Stored dataset items:
++++++
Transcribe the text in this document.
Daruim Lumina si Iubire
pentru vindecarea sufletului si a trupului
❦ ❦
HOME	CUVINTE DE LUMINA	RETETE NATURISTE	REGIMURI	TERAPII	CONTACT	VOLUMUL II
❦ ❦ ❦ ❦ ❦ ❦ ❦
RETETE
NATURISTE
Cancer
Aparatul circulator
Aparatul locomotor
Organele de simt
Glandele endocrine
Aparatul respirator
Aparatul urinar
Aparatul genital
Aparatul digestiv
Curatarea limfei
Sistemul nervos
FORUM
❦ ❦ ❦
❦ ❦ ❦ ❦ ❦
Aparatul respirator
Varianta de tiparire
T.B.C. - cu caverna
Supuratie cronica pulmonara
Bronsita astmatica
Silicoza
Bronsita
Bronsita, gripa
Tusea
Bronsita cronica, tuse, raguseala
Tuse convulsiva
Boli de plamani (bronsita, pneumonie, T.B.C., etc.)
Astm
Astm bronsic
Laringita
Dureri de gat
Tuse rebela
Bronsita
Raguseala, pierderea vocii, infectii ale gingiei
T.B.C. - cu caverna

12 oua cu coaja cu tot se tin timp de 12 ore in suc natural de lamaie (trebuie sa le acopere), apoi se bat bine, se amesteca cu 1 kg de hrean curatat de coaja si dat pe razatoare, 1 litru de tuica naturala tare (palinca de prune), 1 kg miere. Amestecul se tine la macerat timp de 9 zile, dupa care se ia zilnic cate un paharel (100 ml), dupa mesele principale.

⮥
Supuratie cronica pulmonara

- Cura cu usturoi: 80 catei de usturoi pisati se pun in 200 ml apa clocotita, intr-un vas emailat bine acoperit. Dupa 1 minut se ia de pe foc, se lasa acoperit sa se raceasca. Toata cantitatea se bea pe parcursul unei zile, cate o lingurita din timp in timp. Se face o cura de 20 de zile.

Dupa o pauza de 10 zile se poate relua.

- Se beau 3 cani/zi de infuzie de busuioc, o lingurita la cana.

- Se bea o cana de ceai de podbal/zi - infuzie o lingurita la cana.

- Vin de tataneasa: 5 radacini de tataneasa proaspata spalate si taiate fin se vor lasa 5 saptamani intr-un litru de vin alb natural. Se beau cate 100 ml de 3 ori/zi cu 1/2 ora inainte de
++++++
What is expected:
Copy whichever lines in the listing above contain the word "RETETE".

Worked solution:
HOME	CUVINTE DE LUMINA	RETETE NATURISTE	REGIMURI	TERAPII	CONTACT	VOLUMUL II
RETETE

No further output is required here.